* ENTRIES SHOWN *
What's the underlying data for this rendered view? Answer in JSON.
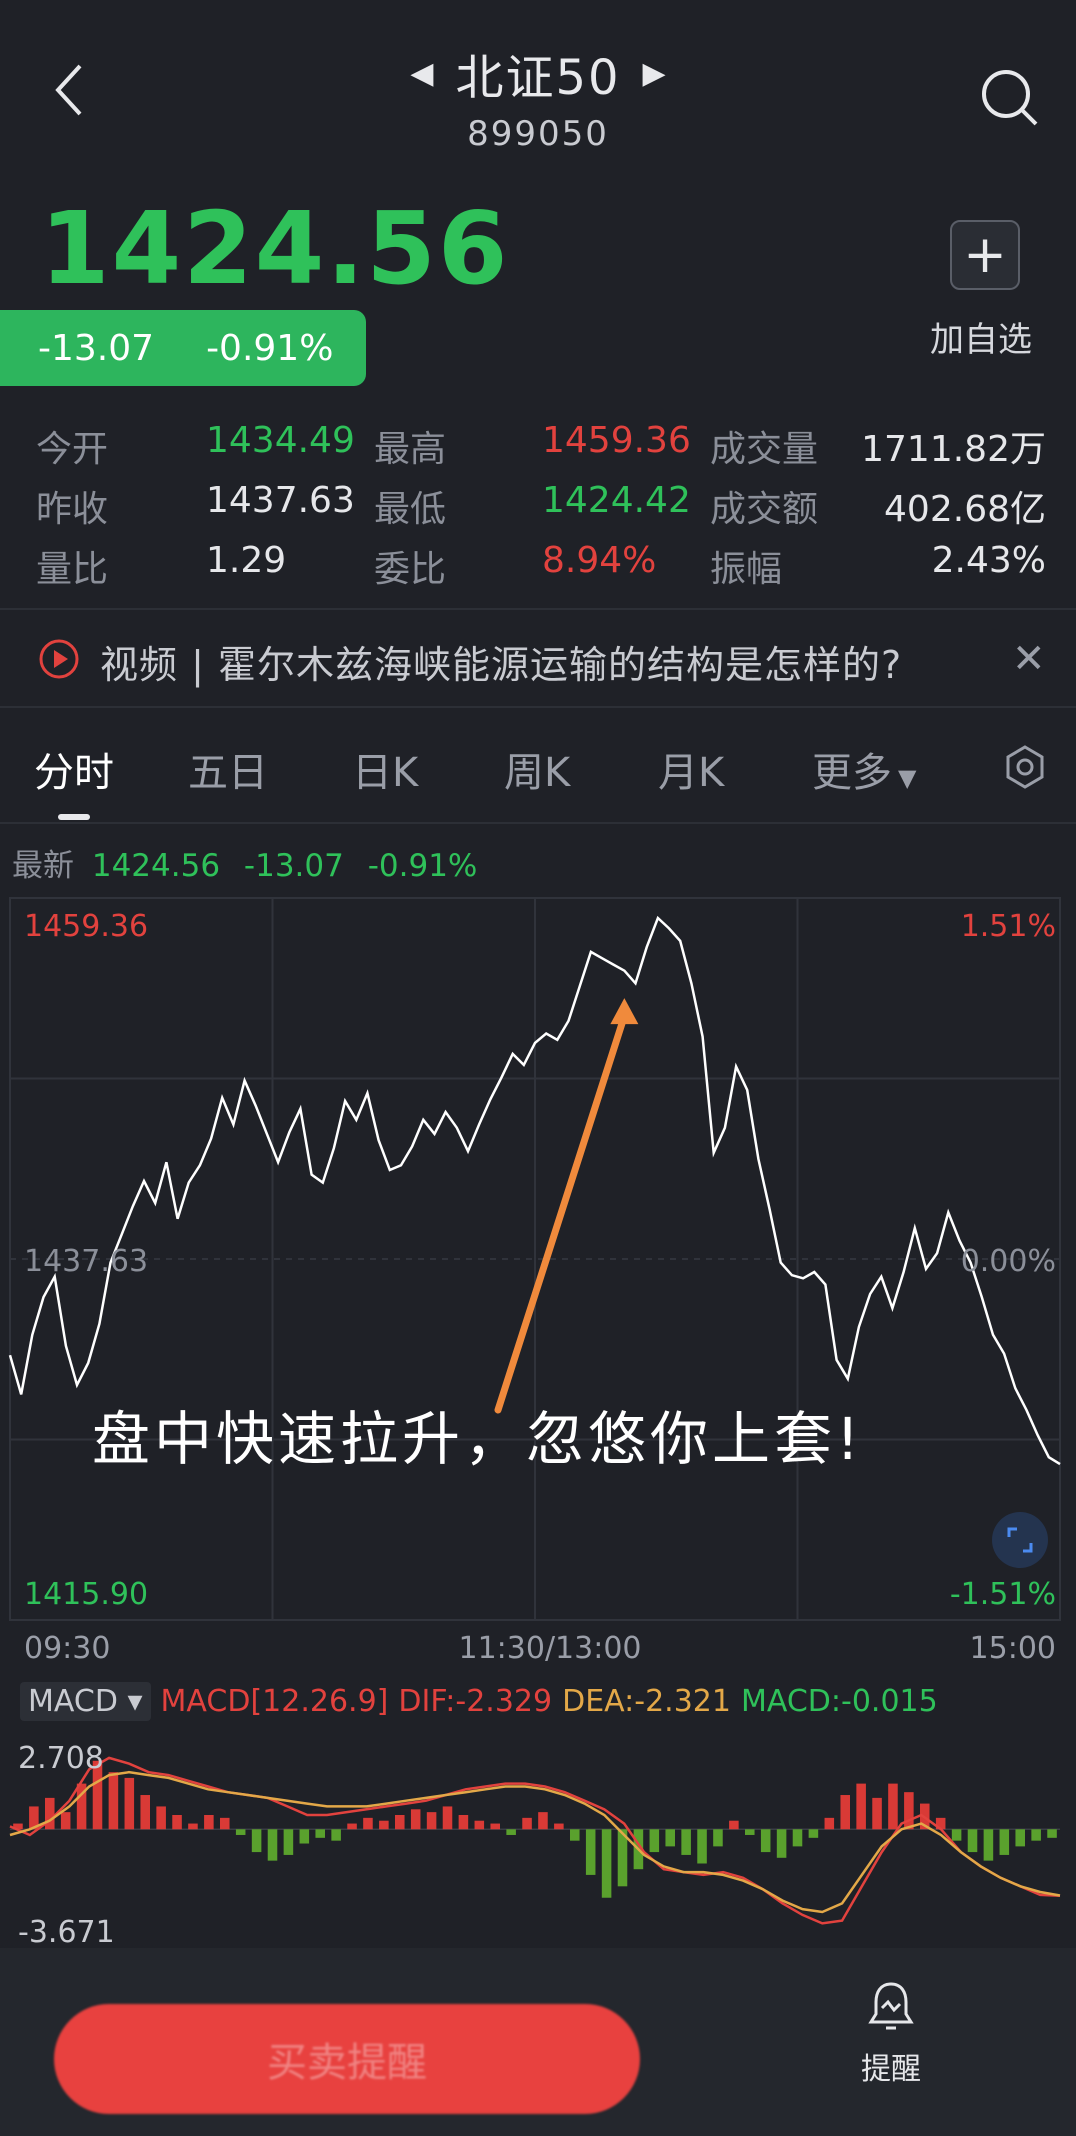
{
  "header": {
    "title": "北证50",
    "code": "899050"
  },
  "quote": {
    "price": "1424.56",
    "change": "-13.07",
    "change_pct": "-0.91%",
    "add_label": "加自选"
  },
  "stats": {
    "open_label": "今开",
    "open": "1434.49",
    "high_label": "最高",
    "high": "1459.36",
    "volume_label": "成交量",
    "volume": "1711.82万",
    "prev_close_label": "昨收",
    "prev_close": "1437.63",
    "low_label": "最低",
    "low": "1424.42",
    "amount_label": "成交额",
    "amount": "402.68亿",
    "vol_ratio_label": "量比",
    "vol_ratio": "1.29",
    "order_ratio_label": "委比",
    "order_ratio": "8.94%",
    "amplitude_label": "振幅",
    "amplitude": "2.43%"
  },
  "news": {
    "text": "视频 | 霍尔木兹海峡能源运输的结构是怎样的?"
  },
  "tabs": [
    "分时",
    "五日",
    "日K",
    "周K",
    "月K",
    "更多"
  ],
  "chart_info": {
    "latest_label": "最新",
    "latest_price": "1424.56",
    "latest_change": "-13.07",
    "latest_pct": "-0.91%",
    "overlay_text": "盘中快速拉升，忽悠你上套!"
  },
  "colors": {
    "up": "#e2423e",
    "down": "#2fc15a",
    "price_line": "#ffffff",
    "annotation_arrow": "#f08a3c"
  },
  "chart_data": [
    {
      "type": "line",
      "ylim": [
        1415.9,
        1459.36
      ],
      "y_ticks_left": [
        "1459.36",
        "1437.63",
        "1415.90"
      ],
      "y_ticks_right": [
        "1.51%",
        "0.00%",
        "-1.51%"
      ],
      "x_ticks": [
        "09:30",
        "11:30/13:00",
        "15:00"
      ],
      "series": [
        {
          "values": [
            1431.5,
            1429.0,
            1432.8,
            1435.2,
            1436.5,
            1432.1,
            1429.6,
            1431.0,
            1433.5,
            1437.4,
            1439.2,
            1441.0,
            1442.6,
            1441.2,
            1443.8,
            1440.2,
            1442.5,
            1443.6,
            1445.3,
            1447.9,
            1446.2,
            1449.0,
            1447.4,
            1445.6,
            1443.8,
            1445.7,
            1447.2,
            1443.0,
            1442.5,
            1444.7,
            1447.7,
            1446.5,
            1448.2,
            1445.2,
            1443.3,
            1443.6,
            1444.8,
            1446.5,
            1445.6,
            1447.0,
            1446.0,
            1444.5,
            1446.2,
            1447.8,
            1449.2,
            1450.7,
            1450.0,
            1451.4,
            1452.0,
            1451.6,
            1452.8,
            1455.0,
            1457.2,
            1456.8,
            1456.4,
            1456.0,
            1455.2,
            1457.5,
            1459.36,
            1458.7,
            1457.9,
            1455.2,
            1451.8,
            1444.4,
            1446.0,
            1449.9,
            1448.4,
            1444.0,
            1440.8,
            1437.4,
            1436.6,
            1436.4,
            1436.8,
            1436.0,
            1431.2,
            1430.0,
            1433.3,
            1435.4,
            1436.5,
            1434.5,
            1436.8,
            1439.6,
            1437.0,
            1438.0,
            1440.6,
            1438.8,
            1437.4,
            1435.2,
            1432.8,
            1431.6,
            1429.4,
            1428.0,
            1426.4,
            1425.0,
            1424.56
          ],
          "color": "#ffffff"
        }
      ]
    },
    {
      "type": "bar",
      "indicator_select": "MACD",
      "params_label": "MACD[12.26.9]",
      "dif_label": "DIF:-2.329",
      "dea_label": "DEA:-2.321",
      "macd_label": "MACD:-0.015",
      "ylim": [
        -3.671,
        2.708
      ],
      "y_ticks": [
        "2.708",
        "-3.671"
      ],
      "series": [
        {
          "name": "MACD",
          "values": [
            0.2,
            0.8,
            1.1,
            0.6,
            1.6,
            2.4,
            2.0,
            1.8,
            1.2,
            0.8,
            0.5,
            0.2,
            0.5,
            0.4,
            -0.2,
            -0.8,
            -1.1,
            -0.9,
            -0.5,
            -0.3,
            -0.4,
            0.2,
            0.4,
            0.3,
            0.5,
            0.7,
            0.6,
            0.8,
            0.5,
            0.3,
            0.2,
            -0.2,
            0.4,
            0.6,
            0.2,
            -0.4,
            -1.6,
            -2.4,
            -2.0,
            -1.4,
            -0.8,
            -0.6,
            -0.9,
            -1.2,
            -0.6,
            0.3,
            -0.2,
            -0.8,
            -1.0,
            -0.6,
            -0.3,
            0.4,
            1.2,
            1.6,
            1.1,
            1.6,
            1.3,
            0.9,
            0.4,
            -0.4,
            -0.8,
            -1.1,
            -0.9,
            -0.6,
            -0.4,
            -0.3
          ]
        },
        {
          "name": "DIF",
          "values": [
            0.1,
            -0.2,
            0.3,
            1.0,
            2.1,
            2.5,
            2.3,
            2.0,
            1.9,
            1.7,
            1.5,
            1.3,
            1.2,
            1.1,
            0.8,
            0.5,
            0.5,
            0.6,
            0.7,
            0.8,
            0.9,
            1.0,
            1.2,
            1.4,
            1.5,
            1.6,
            1.6,
            1.5,
            1.3,
            1.0,
            0.7,
            0.2,
            -0.8,
            -1.4,
            -1.5,
            -1.6,
            -1.5,
            -1.7,
            -2.1,
            -2.6,
            -3.0,
            -3.3,
            -3.2,
            -2.0,
            -0.8,
            0.2,
            0.5,
            0.0,
            -0.8,
            -1.3,
            -1.7,
            -2.0,
            -2.3,
            -2.33
          ]
        },
        {
          "name": "DEA",
          "values": [
            -0.2,
            0.0,
            0.3,
            0.8,
            1.5,
            1.9,
            2.0,
            1.9,
            1.8,
            1.6,
            1.4,
            1.3,
            1.2,
            1.1,
            1.0,
            0.9,
            0.8,
            0.8,
            0.8,
            0.9,
            1.0,
            1.1,
            1.2,
            1.3,
            1.4,
            1.5,
            1.5,
            1.4,
            1.2,
            0.9,
            0.5,
            -0.2,
            -0.9,
            -1.3,
            -1.5,
            -1.5,
            -1.6,
            -1.8,
            -2.1,
            -2.5,
            -2.8,
            -2.9,
            -2.6,
            -1.6,
            -0.6,
            0.0,
            0.2,
            -0.2,
            -0.8,
            -1.3,
            -1.7,
            -2.0,
            -2.2,
            -2.32
          ]
        }
      ]
    }
  ],
  "bottom": {
    "trade_label": "买卖提醒",
    "alert_label": "提醒"
  }
}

* DO THIS *
The records above must be printed exactly; the pictures stay out.

* TASK RESULT *
What's the underlying data for this rendered view? Answer in JSON.
{
  "header": {
    "title": "北证50",
    "code": "899050"
  },
  "quote": {
    "price": "1424.56",
    "change": "-13.07",
    "change_pct": "-0.91%",
    "add_label": "加自选"
  },
  "stats": {
    "open_label": "今开",
    "open": "1434.49",
    "high_label": "最高",
    "high": "1459.36",
    "volume_label": "成交量",
    "volume": "1711.82万",
    "prev_close_label": "昨收",
    "prev_close": "1437.63",
    "low_label": "最低",
    "low": "1424.42",
    "amount_label": "成交额",
    "amount": "402.68亿",
    "vol_ratio_label": "量比",
    "vol_ratio": "1.29",
    "order_ratio_label": "委比",
    "order_ratio": "8.94%",
    "amplitude_label": "振幅",
    "amplitude": "2.43%"
  },
  "news": {
    "text": "视频 | 霍尔木兹海峡能源运输的结构是怎样的?"
  },
  "tabs": [
    "分时",
    "五日",
    "日K",
    "周K",
    "月K",
    "更多"
  ],
  "chart_info": {
    "latest_label": "最新",
    "latest_price": "1424.56",
    "latest_change": "-13.07",
    "latest_pct": "-0.91%",
    "overlay_text": "盘中快速拉升，忽悠你上套!"
  },
  "colors": {
    "up": "#e2423e",
    "down": "#2fc15a",
    "price_line": "#ffffff",
    "annotation_arrow": "#f08a3c"
  },
  "chart_data": [
    {
      "type": "line",
      "ylim": [
        1415.9,
        1459.36
      ],
      "y_ticks_left": [
        "1459.36",
        "1437.63",
        "1415.90"
      ],
      "y_ticks_right": [
        "1.51%",
        "0.00%",
        "-1.51%"
      ],
      "x_ticks": [
        "09:30",
        "11:30/13:00",
        "15:00"
      ],
      "series": [
        {
          "values": [
            1431.5,
            1429.0,
            1432.8,
            1435.2,
            1436.5,
            1432.1,
            1429.6,
            1431.0,
            1433.5,
            1437.4,
            1439.2,
            1441.0,
            1442.6,
            1441.2,
            1443.8,
            1440.2,
            1442.5,
            1443.6,
            1445.3,
            1447.9,
            1446.2,
            1449.0,
            1447.4,
            1445.6,
            1443.8,
            1445.7,
            1447.2,
            1443.0,
            1442.5,
            1444.7,
            1447.7,
            1446.5,
            1448.2,
            1445.2,
            1443.3,
            1443.6,
            1444.8,
            1446.5,
            1445.6,
            1447.0,
            1446.0,
            1444.5,
            1446.2,
            1447.8,
            1449.2,
            1450.7,
            1450.0,
            1451.4,
            1452.0,
            1451.6,
            1452.8,
            1455.0,
            1457.2,
            1456.8,
            1456.4,
            1456.0,
            1455.2,
            1457.5,
            1459.36,
            1458.7,
            1457.9,
            1455.2,
            1451.8,
            1444.4,
            1446.0,
            1449.9,
            1448.4,
            1444.0,
            1440.8,
            1437.4,
            1436.6,
            1436.4,
            1436.8,
            1436.0,
            1431.2,
            1430.0,
            1433.3,
            1435.4,
            1436.5,
            1434.5,
            1436.8,
            1439.6,
            1437.0,
            1438.0,
            1440.6,
            1438.8,
            1437.4,
            1435.2,
            1432.8,
            1431.6,
            1429.4,
            1428.0,
            1426.4,
            1425.0,
            1424.56
          ],
          "color": "#ffffff"
        }
      ]
    },
    {
      "type": "bar",
      "indicator_select": "MACD",
      "params_label": "MACD[12.26.9]",
      "dif_label": "DIF:-2.329",
      "dea_label": "DEA:-2.321",
      "macd_label": "MACD:-0.015",
      "ylim": [
        -3.671,
        2.708
      ],
      "y_ticks": [
        "2.708",
        "-3.671"
      ],
      "series": [
        {
          "name": "MACD",
          "values": [
            0.2,
            0.8,
            1.1,
            0.6,
            1.6,
            2.4,
            2.0,
            1.8,
            1.2,
            0.8,
            0.5,
            0.2,
            0.5,
            0.4,
            -0.2,
            -0.8,
            -1.1,
            -0.9,
            -0.5,
            -0.3,
            -0.4,
            0.2,
            0.4,
            0.3,
            0.5,
            0.7,
            0.6,
            0.8,
            0.5,
            0.3,
            0.2,
            -0.2,
            0.4,
            0.6,
            0.2,
            -0.4,
            -1.6,
            -2.4,
            -2.0,
            -1.4,
            -0.8,
            -0.6,
            -0.9,
            -1.2,
            -0.6,
            0.3,
            -0.2,
            -0.8,
            -1.0,
            -0.6,
            -0.3,
            0.4,
            1.2,
            1.6,
            1.1,
            1.6,
            1.3,
            0.9,
            0.4,
            -0.4,
            -0.8,
            -1.1,
            -0.9,
            -0.6,
            -0.4,
            -0.3
          ]
        },
        {
          "name": "DIF",
          "values": [
            0.1,
            -0.2,
            0.3,
            1.0,
            2.1,
            2.5,
            2.3,
            2.0,
            1.9,
            1.7,
            1.5,
            1.3,
            1.2,
            1.1,
            0.8,
            0.5,
            0.5,
            0.6,
            0.7,
            0.8,
            0.9,
            1.0,
            1.2,
            1.4,
            1.5,
            1.6,
            1.6,
            1.5,
            1.3,
            1.0,
            0.7,
            0.2,
            -0.8,
            -1.4,
            -1.5,
            -1.6,
            -1.5,
            -1.7,
            -2.1,
            -2.6,
            -3.0,
            -3.3,
            -3.2,
            -2.0,
            -0.8,
            0.2,
            0.5,
            0.0,
            -0.8,
            -1.3,
            -1.7,
            -2.0,
            -2.3,
            -2.33
          ]
        },
        {
          "name": "DEA",
          "values": [
            -0.2,
            0.0,
            0.3,
            0.8,
            1.5,
            1.9,
            2.0,
            1.9,
            1.8,
            1.6,
            1.4,
            1.3,
            1.2,
            1.1,
            1.0,
            0.9,
            0.8,
            0.8,
            0.8,
            0.9,
            1.0,
            1.1,
            1.2,
            1.3,
            1.4,
            1.5,
            1.5,
            1.4,
            1.2,
            0.9,
            0.5,
            -0.2,
            -0.9,
            -1.3,
            -1.5,
            -1.5,
            -1.6,
            -1.8,
            -2.1,
            -2.5,
            -2.8,
            -2.9,
            -2.6,
            -1.6,
            -0.6,
            0.0,
            0.2,
            -0.2,
            -0.8,
            -1.3,
            -1.7,
            -2.0,
            -2.2,
            -2.32
          ]
        }
      ]
    }
  ],
  "bottom": {
    "trade_label": "买卖提醒",
    "alert_label": "提醒"
  }
}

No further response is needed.